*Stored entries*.

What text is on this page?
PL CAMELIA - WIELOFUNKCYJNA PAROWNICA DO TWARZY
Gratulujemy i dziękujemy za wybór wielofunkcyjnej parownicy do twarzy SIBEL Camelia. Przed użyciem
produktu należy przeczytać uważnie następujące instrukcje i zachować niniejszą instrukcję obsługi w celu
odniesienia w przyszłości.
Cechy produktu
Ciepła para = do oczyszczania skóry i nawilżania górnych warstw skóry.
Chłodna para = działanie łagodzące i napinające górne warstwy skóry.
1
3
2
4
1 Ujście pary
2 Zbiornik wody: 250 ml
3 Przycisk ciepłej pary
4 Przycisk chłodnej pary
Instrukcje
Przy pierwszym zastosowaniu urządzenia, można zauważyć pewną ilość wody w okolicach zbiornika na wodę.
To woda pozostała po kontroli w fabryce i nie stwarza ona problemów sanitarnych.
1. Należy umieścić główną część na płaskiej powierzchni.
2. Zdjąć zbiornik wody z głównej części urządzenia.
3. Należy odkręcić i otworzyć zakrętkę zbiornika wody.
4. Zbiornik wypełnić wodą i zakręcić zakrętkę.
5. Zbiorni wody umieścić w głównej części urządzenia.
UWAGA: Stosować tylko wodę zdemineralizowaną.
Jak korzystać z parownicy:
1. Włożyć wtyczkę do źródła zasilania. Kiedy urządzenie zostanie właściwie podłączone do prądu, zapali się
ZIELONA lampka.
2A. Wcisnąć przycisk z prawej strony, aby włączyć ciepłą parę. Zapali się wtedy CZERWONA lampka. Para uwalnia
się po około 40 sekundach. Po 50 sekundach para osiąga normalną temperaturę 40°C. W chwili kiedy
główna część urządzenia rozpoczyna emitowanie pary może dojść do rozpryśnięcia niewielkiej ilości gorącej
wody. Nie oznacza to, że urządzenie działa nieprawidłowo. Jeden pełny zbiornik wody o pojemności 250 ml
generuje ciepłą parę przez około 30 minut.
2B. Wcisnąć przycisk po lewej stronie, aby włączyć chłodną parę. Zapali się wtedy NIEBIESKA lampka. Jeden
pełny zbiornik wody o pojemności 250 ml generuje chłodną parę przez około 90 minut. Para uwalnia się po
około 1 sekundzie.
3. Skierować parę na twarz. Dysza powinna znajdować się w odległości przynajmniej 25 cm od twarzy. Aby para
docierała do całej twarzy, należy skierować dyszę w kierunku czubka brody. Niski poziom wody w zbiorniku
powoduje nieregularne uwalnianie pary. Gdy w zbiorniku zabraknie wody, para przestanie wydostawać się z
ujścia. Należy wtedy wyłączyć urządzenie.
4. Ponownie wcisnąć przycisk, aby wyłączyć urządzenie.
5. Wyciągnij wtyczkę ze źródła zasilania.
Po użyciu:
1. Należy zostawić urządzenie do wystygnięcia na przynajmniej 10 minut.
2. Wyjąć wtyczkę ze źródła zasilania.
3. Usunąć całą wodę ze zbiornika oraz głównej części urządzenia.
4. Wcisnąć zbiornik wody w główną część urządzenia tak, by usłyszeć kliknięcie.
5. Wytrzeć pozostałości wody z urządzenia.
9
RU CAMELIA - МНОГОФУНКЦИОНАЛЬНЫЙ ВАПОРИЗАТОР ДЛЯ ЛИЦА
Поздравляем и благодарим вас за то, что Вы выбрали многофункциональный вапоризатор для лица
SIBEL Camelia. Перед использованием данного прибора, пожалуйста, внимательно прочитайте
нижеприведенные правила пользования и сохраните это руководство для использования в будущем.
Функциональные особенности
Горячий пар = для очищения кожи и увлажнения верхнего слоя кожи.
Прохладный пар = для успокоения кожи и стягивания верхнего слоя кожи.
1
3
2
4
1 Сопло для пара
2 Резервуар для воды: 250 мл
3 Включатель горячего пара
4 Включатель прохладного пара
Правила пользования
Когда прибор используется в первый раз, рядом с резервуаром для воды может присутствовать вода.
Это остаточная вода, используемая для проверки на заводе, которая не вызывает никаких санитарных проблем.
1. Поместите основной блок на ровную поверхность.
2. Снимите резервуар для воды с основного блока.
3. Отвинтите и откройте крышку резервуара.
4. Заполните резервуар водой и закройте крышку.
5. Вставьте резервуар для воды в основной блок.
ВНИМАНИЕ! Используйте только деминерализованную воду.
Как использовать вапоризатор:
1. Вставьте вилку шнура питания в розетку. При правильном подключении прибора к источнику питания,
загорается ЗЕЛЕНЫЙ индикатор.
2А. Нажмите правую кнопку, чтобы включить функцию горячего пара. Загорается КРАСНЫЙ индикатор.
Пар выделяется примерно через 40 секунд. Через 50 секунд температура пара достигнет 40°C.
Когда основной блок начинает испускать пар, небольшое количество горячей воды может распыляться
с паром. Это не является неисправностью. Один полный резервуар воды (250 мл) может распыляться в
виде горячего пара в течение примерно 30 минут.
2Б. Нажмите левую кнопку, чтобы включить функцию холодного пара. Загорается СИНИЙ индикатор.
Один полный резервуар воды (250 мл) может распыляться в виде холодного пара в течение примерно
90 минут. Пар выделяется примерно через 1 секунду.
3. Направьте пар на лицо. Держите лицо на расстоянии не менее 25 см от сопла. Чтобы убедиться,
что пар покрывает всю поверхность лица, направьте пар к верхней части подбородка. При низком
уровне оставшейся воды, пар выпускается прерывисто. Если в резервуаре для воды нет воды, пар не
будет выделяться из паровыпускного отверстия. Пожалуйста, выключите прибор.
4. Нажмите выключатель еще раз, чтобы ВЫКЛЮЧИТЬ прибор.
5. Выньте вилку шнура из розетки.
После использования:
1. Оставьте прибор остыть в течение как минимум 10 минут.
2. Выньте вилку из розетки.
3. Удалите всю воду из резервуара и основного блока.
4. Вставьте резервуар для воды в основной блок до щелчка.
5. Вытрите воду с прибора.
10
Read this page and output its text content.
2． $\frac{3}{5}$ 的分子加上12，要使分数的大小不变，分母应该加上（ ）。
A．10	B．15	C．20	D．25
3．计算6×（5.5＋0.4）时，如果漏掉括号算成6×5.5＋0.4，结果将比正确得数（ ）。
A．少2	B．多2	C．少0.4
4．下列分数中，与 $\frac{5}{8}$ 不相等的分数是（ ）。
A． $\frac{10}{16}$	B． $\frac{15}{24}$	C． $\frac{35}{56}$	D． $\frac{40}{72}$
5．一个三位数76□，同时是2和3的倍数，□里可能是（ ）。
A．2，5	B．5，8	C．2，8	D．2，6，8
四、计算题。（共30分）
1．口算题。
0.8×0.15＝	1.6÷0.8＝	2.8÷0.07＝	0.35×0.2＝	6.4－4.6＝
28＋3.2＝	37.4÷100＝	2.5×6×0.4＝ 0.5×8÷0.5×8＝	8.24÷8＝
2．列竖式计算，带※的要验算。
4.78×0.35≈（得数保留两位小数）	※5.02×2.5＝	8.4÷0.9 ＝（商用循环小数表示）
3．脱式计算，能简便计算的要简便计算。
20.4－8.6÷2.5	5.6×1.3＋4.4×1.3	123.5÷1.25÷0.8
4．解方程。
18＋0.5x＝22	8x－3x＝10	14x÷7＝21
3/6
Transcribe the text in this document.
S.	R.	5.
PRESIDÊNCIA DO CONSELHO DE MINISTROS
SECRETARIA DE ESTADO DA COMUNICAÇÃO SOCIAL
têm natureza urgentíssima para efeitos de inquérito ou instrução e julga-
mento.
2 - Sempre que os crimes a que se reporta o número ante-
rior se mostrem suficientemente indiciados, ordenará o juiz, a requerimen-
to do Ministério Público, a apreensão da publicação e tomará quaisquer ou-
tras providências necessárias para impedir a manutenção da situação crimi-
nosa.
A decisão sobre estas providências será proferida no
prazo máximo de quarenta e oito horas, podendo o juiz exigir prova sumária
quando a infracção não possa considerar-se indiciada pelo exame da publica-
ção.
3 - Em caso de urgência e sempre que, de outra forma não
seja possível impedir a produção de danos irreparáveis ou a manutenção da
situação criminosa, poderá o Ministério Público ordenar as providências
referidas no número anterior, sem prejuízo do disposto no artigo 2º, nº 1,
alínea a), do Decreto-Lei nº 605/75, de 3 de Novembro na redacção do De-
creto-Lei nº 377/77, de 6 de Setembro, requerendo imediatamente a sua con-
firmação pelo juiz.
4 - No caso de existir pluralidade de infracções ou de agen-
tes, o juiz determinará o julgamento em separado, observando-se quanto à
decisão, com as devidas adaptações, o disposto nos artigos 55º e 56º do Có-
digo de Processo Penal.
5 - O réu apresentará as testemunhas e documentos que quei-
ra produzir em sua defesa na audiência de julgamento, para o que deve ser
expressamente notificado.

*What this task involves*.
Starting from the line containing "Read this page and output its text content.", repeat each line through the end of the entries, exactly.

*Exercise output*.
Read this page and output its text content.
2． $\frac{3}{5}$ 的分子加上12，要使分数的大小不变，分母应该加上（ ）。
A．10	B．15	C．20	D．25
3．计算6×（5.5＋0.4）时，如果漏掉括号算成6×5.5＋0.4，结果将比正确得数（ ）。
A．少2	B．多2	C．少0.4
4．下列分数中，与 $\frac{5}{8}$ 不相等的分数是（ ）。
A． $\frac{10}{16}$	B． $\frac{15}{24}$	C． $\frac{35}{56}$	D． $\frac{40}{72}$
5．一个三位数76□，同时是2和3的倍数，□里可能是（ ）。
A．2，5	B．5，8	C．2，8	D．2，6，8
四、计算题。（共30分）
1．口算题。
0.8×0.15＝	1.6÷0.8＝	2.8÷0.07＝	0.35×0.2＝	6.4－4.6＝
28＋3.2＝	37.4÷100＝	2.5×6×0.4＝ 0.5×8÷0.5×8＝	8.24÷8＝
2．列竖式计算，带※的要验算。
4.78×0.35≈（得数保留两位小数）	※5.02×2.5＝	8.4÷0.9 ＝（商用循环小数表示）
3．脱式计算，能简便计算的要简便计算。
20.4－8.6÷2.5	5.6×1.3＋4.4×1.3	123.5÷1.25÷0.8
4．解方程。
18＋0.5x＝22	8x－3x＝10	14x÷7＝21
3/6
Transcribe the text in this document.
S.	R.	5.
PRESIDÊNCIA DO CONSELHO DE MINISTROS
SECRETARIA DE ESTADO DA COMUNICAÇÃO SOCIAL
têm natureza urgentíssima para efeitos de inquérito ou instrução e julga-
mento.
2 - Sempre que os crimes a que se reporta o número ante-
rior se mostrem suficientemente indiciados, ordenará o juiz, a requerimen-
to do Ministério Público, a apreensão da publicação e tomará quaisquer ou-
tras providências necessárias para impedir a manutenção da situação crimi-
nosa.
A decisão sobre estas providências será proferida no
prazo máximo de quarenta e oito horas, podendo o juiz exigir prova sumária
quando a infracção não possa considerar-se indiciada pelo exame da publica-
ção.
3 - Em caso de urgência e sempre que, de outra forma não
seja possível impedir a produção de danos irreparáveis ou a manutenção da
situação criminosa, poderá o Ministério Público ordenar as providências
referidas no número anterior, sem prejuízo do disposto no artigo 2º, nº 1,
alínea a), do Decreto-Lei nº 605/75, de 3 de Novembro na redacção do De-
creto-Lei nº 377/77, de 6 de Setembro, requerendo imediatamente a sua con-
firmação pelo juiz.
4 - No caso de existir pluralidade de infracções ou de agen-
tes, o juiz determinará o julgamento em separado, observando-se quanto à
decisão, com as devidas adaptações, o disposto nos artigos 55º e 56º do Có-
digo de Processo Penal.
5 - O réu apresentará as testemunhas e documentos que quei-
ra produzir em sua defesa na audiência de julgamento, para o que deve ser
expressamente notificado.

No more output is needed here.